Text passage
|---|

Jim Carrey… what happened to you man? You used to be awesome. Why would you do this to yourself? Do you realize that doing this movie is like punching your own career in the balls? Why would you want to do that?
So… Fun With Dick and Jane. Here, watch the trailer:
What do you think it’s about? Do you think it’s about a couple that makes it big as robbers? Because it’s not. That’s a lie. They don’t start robbing places until 50 minutes into the movie. They stop robbing places at the 1 hour mark. That’s 10 minutes of robbery! And most of that’s a montage! What the hell movie?
The main running joke is that Dick and Jane’s son speaks Spanish. Because… that’s funny? Hey, it worked for Carlos Mencia. (Editor’s Note: No it didn’t. Carlos Mencia is a douchenozzle)

|---|

Collected material

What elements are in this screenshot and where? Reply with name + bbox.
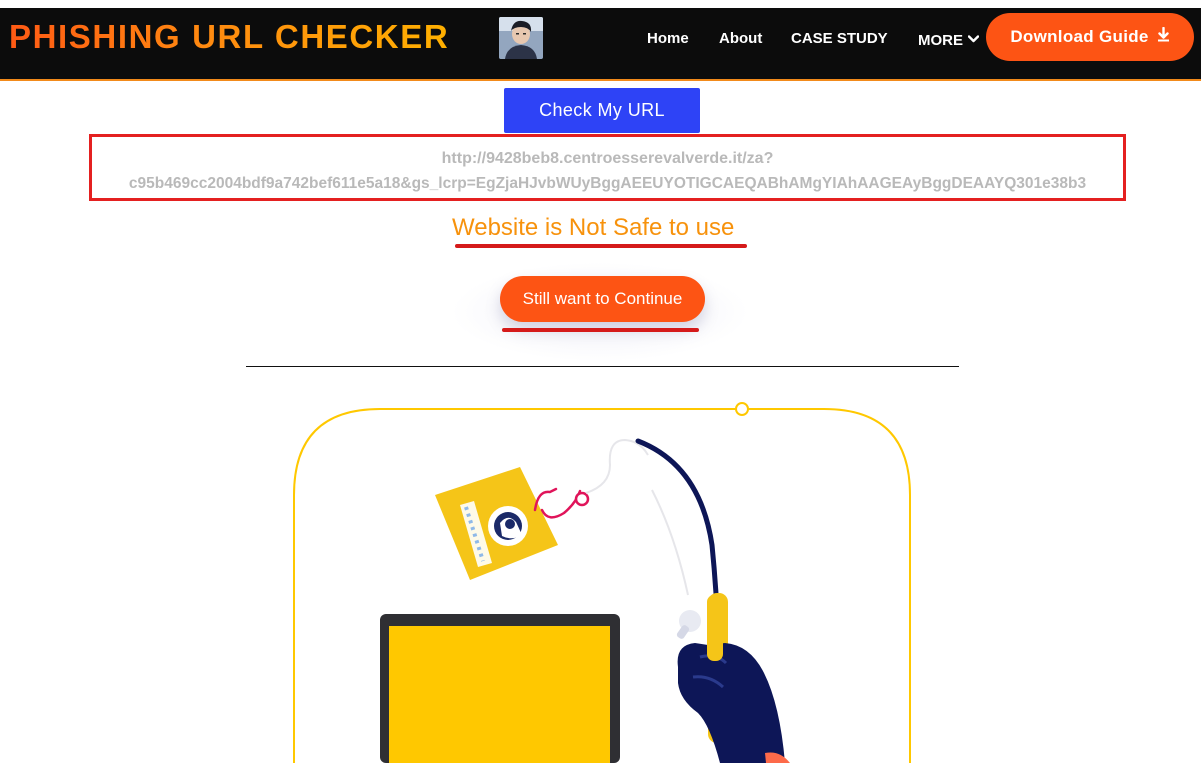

|---|

Complete the following
**1.** Print, word for word, the part of the movie review that begins with the words containing "Jim Carrey… what" and ends with "the hell movie?".
**2.** Continue the review of Fun With Dick and Jane, starting right after its last sentence.

Answers to each task
**1.**
Jim Carrey… what happened to you man? You used to be awesome. Why would you do this to yourself? Do you realize that doing this movie is like punching your own career in the balls? Why would you want to do that?
So… Fun With Dick and Jane. Here, watch the trailer:
What do you think it’s about? Do you think it’s about a couple that makes it big as robbers? Because it’s not. That’s a lie. They don’t start robbing places until 50 minutes into the movie. They stop robbing places at the 1 hour mark. That’s 10 minutes of robbery! And most of that’s a montage! What the hell movie?

**2.**
This movie sucks. You can’t show this movie in prisons because it’s considered cruel and unusual punishment. If you bring this movie onto an airplane, you’ll be arrested as a domestic terrorist. This movie made the decision to cancel Arrested Development and Firefly. It’s so boring that I actually had to check my pulse during the middle of the movie just to be sure I was still alive.
Final Verdict: This movie should be called Not Fun With Dick and Jane. Wait, that joke sucked…. how about, this movie can suck my Dick (and Jane)? Yeah, that works.